#### [Records contained in a dataset]

····················

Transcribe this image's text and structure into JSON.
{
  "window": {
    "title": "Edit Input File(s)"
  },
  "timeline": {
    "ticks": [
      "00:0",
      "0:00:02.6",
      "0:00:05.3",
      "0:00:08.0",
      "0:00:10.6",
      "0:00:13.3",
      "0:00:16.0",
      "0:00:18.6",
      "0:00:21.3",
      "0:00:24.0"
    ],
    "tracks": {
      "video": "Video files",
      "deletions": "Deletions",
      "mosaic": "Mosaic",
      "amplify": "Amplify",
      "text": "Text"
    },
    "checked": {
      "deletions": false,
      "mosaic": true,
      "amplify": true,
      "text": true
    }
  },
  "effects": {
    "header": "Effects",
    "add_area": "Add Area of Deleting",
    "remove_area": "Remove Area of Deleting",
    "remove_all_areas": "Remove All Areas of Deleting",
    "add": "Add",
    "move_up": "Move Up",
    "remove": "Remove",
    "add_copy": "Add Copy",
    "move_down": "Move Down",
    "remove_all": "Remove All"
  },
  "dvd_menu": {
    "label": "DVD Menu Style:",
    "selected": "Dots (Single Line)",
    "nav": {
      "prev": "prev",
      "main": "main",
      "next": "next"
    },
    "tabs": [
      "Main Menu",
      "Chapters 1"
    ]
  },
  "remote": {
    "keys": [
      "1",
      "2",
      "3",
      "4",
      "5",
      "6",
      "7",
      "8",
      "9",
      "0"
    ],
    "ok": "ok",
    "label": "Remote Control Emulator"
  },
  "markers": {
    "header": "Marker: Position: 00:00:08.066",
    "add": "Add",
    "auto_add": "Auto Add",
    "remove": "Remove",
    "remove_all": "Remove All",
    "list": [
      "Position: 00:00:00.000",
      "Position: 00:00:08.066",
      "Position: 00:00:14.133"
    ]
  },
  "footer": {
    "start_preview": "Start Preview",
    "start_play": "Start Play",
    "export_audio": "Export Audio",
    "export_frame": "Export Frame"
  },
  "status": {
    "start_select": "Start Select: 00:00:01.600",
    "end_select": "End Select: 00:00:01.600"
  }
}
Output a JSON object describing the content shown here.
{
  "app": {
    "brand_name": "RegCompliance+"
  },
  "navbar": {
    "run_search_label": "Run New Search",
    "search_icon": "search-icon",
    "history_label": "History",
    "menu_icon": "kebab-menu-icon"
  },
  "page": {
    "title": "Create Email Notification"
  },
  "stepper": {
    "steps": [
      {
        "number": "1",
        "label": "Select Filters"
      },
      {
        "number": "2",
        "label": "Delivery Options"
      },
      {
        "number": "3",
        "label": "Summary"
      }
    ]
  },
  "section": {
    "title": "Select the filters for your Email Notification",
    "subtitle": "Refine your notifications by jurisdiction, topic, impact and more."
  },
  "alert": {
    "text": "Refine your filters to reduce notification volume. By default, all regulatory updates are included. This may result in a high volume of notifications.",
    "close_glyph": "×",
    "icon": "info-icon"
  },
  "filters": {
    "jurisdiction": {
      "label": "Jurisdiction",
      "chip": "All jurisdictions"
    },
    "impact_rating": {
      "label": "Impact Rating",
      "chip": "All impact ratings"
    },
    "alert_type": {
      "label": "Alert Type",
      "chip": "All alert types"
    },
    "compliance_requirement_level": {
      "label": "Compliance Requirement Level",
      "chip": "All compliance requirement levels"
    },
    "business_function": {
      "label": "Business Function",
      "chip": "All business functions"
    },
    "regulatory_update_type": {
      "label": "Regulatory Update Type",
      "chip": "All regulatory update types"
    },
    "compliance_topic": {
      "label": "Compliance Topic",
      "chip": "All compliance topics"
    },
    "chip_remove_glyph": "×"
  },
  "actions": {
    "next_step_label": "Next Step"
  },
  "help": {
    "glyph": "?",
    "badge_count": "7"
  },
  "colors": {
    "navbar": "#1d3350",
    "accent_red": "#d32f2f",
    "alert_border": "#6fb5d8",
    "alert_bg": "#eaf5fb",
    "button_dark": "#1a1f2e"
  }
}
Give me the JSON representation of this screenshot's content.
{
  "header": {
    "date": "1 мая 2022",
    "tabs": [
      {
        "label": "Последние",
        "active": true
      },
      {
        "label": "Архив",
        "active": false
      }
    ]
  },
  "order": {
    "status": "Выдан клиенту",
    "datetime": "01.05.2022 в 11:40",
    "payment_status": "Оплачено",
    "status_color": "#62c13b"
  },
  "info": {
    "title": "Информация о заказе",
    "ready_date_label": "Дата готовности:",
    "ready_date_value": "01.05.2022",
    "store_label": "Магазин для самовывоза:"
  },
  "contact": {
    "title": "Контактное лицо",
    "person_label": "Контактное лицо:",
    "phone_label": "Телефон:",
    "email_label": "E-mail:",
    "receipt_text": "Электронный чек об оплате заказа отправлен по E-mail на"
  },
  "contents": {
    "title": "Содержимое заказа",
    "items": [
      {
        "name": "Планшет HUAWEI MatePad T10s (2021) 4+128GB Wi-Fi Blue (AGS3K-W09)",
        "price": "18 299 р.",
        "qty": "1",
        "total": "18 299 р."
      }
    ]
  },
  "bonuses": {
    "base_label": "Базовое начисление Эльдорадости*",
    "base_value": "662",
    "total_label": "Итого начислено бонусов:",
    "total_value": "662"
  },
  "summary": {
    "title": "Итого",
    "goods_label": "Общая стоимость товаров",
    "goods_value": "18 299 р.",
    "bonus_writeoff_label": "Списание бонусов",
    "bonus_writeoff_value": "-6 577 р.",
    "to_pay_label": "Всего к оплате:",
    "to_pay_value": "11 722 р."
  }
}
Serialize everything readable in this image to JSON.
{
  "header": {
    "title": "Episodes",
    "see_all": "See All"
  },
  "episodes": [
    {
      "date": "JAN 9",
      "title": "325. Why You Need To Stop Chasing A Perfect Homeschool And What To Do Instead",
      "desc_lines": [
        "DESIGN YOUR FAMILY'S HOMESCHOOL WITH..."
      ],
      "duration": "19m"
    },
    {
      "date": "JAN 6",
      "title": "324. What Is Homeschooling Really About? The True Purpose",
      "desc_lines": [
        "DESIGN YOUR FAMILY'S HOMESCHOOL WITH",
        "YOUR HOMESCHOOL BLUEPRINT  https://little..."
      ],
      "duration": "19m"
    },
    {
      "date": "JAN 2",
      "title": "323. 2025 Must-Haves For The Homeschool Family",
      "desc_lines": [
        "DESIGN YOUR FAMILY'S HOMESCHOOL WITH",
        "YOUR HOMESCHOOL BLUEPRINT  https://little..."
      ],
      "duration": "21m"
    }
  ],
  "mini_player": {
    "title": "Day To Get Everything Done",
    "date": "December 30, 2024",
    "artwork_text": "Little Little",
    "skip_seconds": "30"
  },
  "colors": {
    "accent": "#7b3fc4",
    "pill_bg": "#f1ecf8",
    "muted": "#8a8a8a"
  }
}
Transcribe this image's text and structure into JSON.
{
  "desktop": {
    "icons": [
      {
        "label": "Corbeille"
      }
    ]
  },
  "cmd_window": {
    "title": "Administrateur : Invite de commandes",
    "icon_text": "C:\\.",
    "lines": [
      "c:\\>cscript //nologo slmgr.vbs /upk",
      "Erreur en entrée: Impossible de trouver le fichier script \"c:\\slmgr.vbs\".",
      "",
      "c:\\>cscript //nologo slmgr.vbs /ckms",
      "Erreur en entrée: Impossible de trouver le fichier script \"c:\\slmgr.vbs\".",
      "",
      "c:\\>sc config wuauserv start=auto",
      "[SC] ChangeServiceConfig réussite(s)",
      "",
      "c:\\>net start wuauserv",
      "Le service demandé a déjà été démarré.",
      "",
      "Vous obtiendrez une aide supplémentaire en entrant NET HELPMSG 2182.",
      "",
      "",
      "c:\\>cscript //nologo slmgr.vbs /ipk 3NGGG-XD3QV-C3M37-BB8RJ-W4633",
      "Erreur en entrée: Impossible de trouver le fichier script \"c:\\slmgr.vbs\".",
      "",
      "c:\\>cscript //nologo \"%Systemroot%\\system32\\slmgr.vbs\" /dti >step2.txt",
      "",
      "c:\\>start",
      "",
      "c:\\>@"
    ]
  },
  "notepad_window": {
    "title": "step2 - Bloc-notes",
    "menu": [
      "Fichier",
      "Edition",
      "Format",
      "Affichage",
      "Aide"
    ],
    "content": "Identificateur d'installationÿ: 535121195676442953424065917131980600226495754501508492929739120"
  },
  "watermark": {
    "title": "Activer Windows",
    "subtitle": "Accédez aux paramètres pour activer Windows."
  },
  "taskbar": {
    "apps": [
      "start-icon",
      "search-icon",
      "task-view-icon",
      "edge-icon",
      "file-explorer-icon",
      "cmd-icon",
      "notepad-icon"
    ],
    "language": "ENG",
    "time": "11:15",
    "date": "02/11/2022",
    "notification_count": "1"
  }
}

····················

#### [Exercise]
All lines of the data above that include the word "header" must be shown.

#### [Correct result]
    "header": "Effects",
    "header": "Marker: Position: 00:00:08.066",
  "header": {
  "header": {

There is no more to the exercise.